Records:
◆ ◆ ◆ ◆ ◆ ◆ ◆

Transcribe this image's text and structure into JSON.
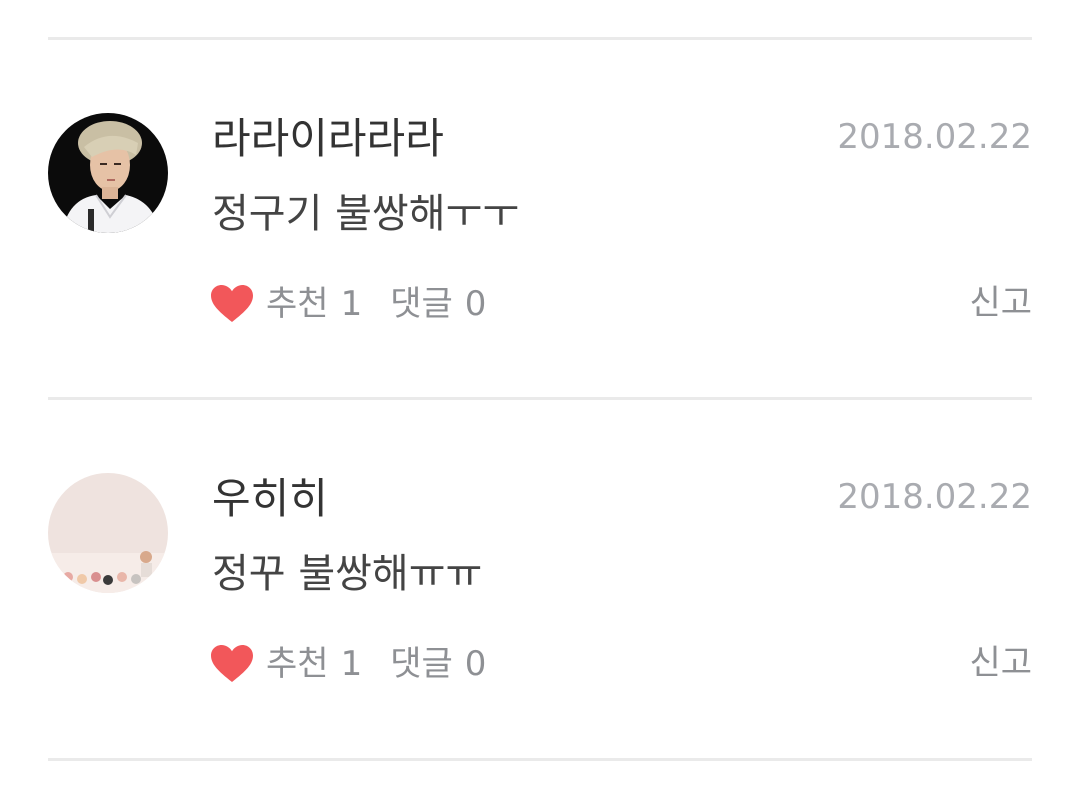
{
  "comments": [
    {
      "username": "라라이라라라",
      "date": "2018.02.22",
      "text": "정구기 불쌍해ㅜㅜ",
      "like_label": "추천",
      "like_count": "1",
      "reply_label": "댓글",
      "reply_count": "0",
      "report_label": "신고",
      "avatar_icon": "profile-photo",
      "heart_icon": "heart-icon"
    },
    {
      "username": "우히히",
      "date": "2018.02.22",
      "text": "정꾸 불쌍해ㅠㅠ",
      "like_label": "추천",
      "like_count": "1",
      "reply_label": "댓글",
      "reply_count": "0",
      "report_label": "신고",
      "avatar_icon": "profile-photo",
      "heart_icon": "heart-icon"
    }
  ],
  "colors": {
    "heart": "#f2575a",
    "divider": "#eaeaea",
    "muted_text": "#8e9094",
    "date_text": "#a9abb0",
    "primary_text": "#333333"
  }
}
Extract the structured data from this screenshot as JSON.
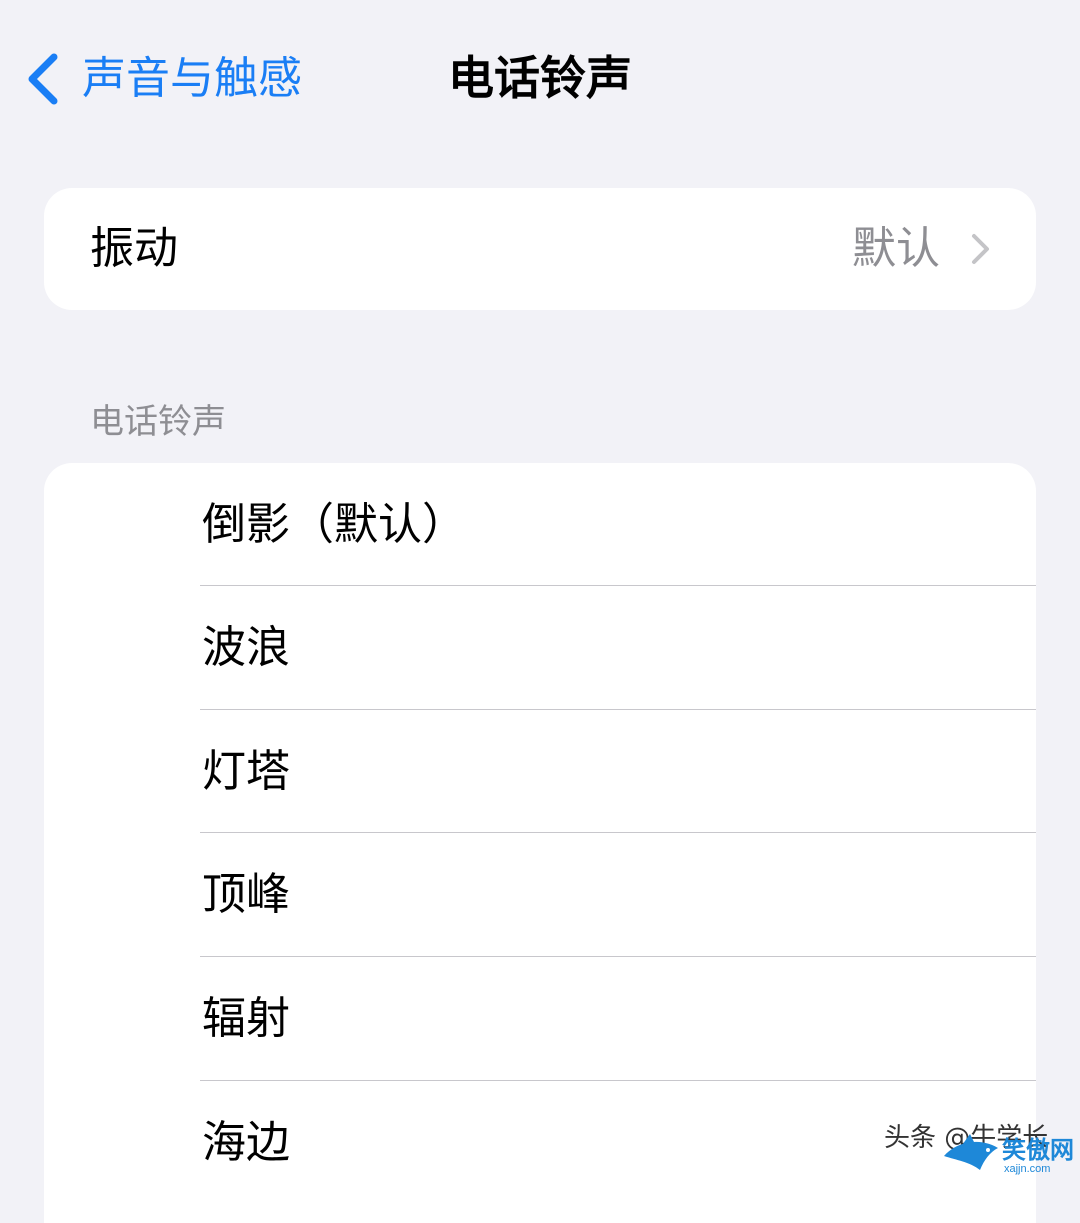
{
  "nav": {
    "back_label": "声音与触感",
    "title": "电话铃声"
  },
  "vibration": {
    "label": "振动",
    "value": "默认"
  },
  "ringtones": {
    "header": "电话铃声",
    "items": [
      {
        "label": "倒影（默认）"
      },
      {
        "label": "波浪"
      },
      {
        "label": "灯塔"
      },
      {
        "label": "顶峰"
      },
      {
        "label": "辐射"
      },
      {
        "label": "海边"
      }
    ]
  },
  "watermark": {
    "text": "头条 @牛学长",
    "logo_text": "笑傲网",
    "logo_url_text": "xajjn.com"
  },
  "colors": {
    "accent": "#1a7ef5",
    "background": "#f2f2f7",
    "secondary_text": "#8e8e93"
  }
}
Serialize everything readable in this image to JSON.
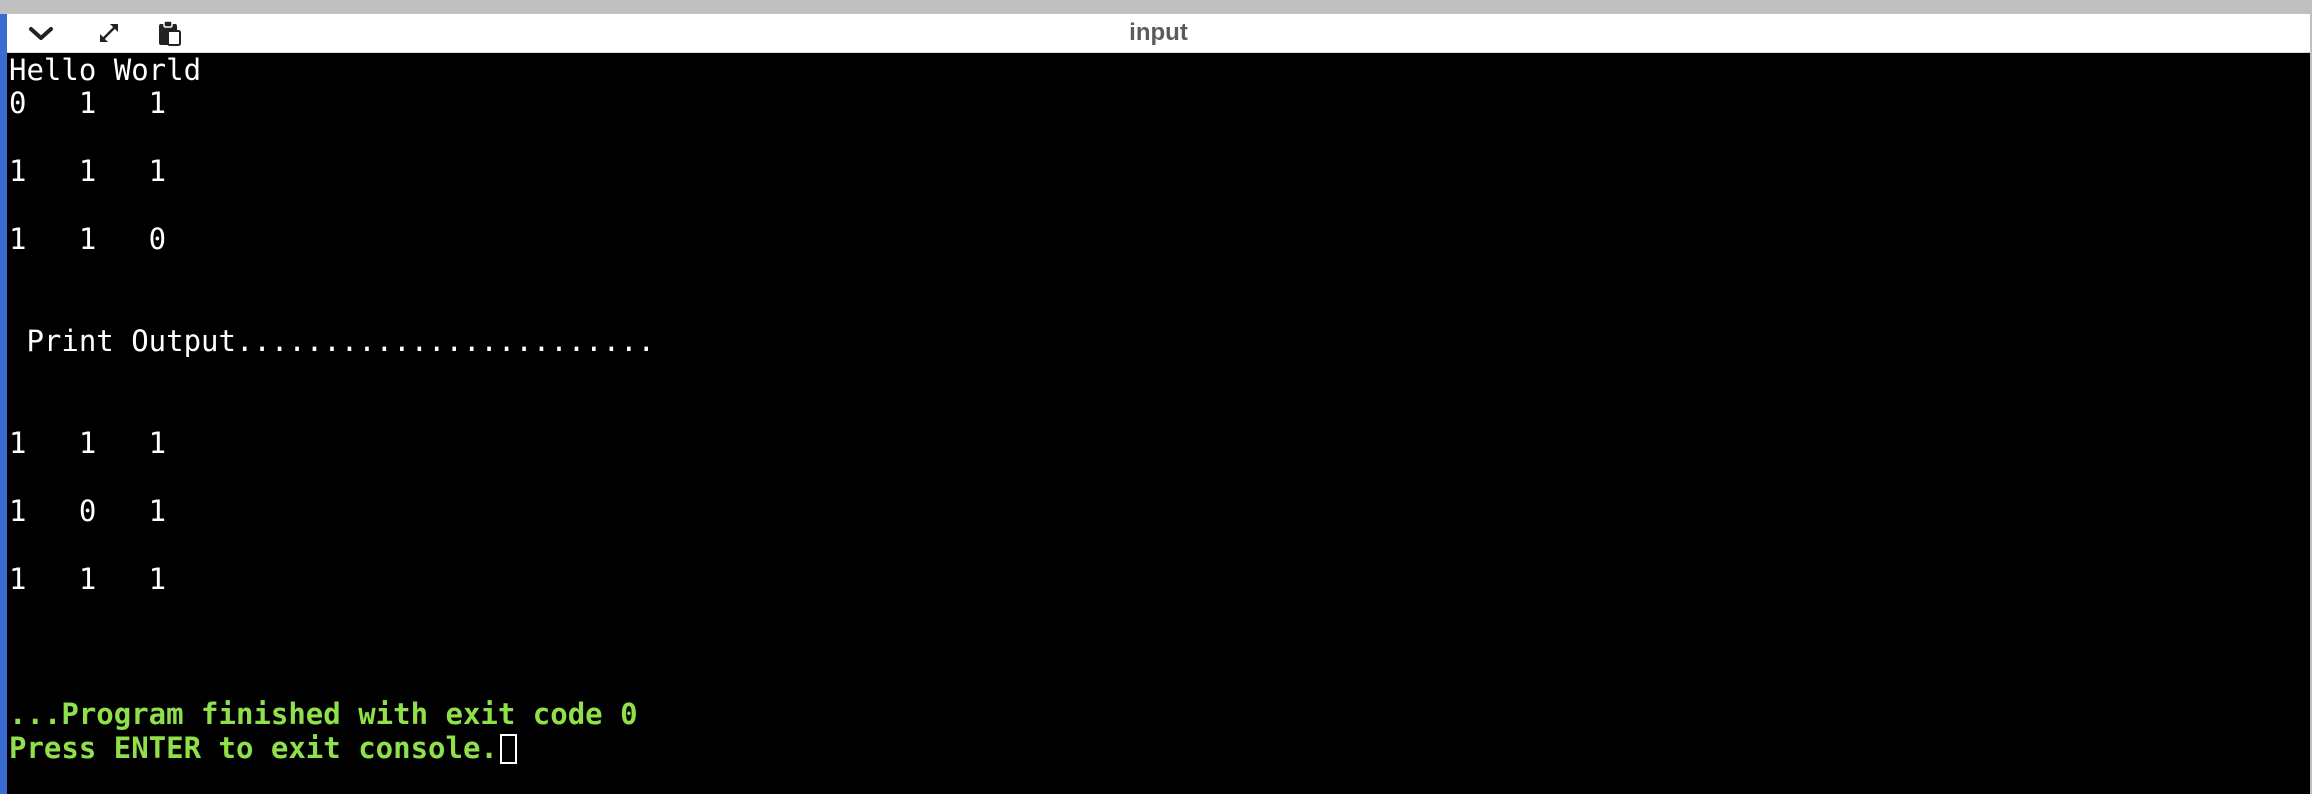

◆ ◆ ◆ ◆ ◆ ◆ ◆

= Objective =
Copy down every line of the entries containing the word "JSON".

= Reply =
Transcribe this image's text and structure into JSON.
Extract the structured data from this screenshot as JSON.
Serialize everything readable in this image to JSON.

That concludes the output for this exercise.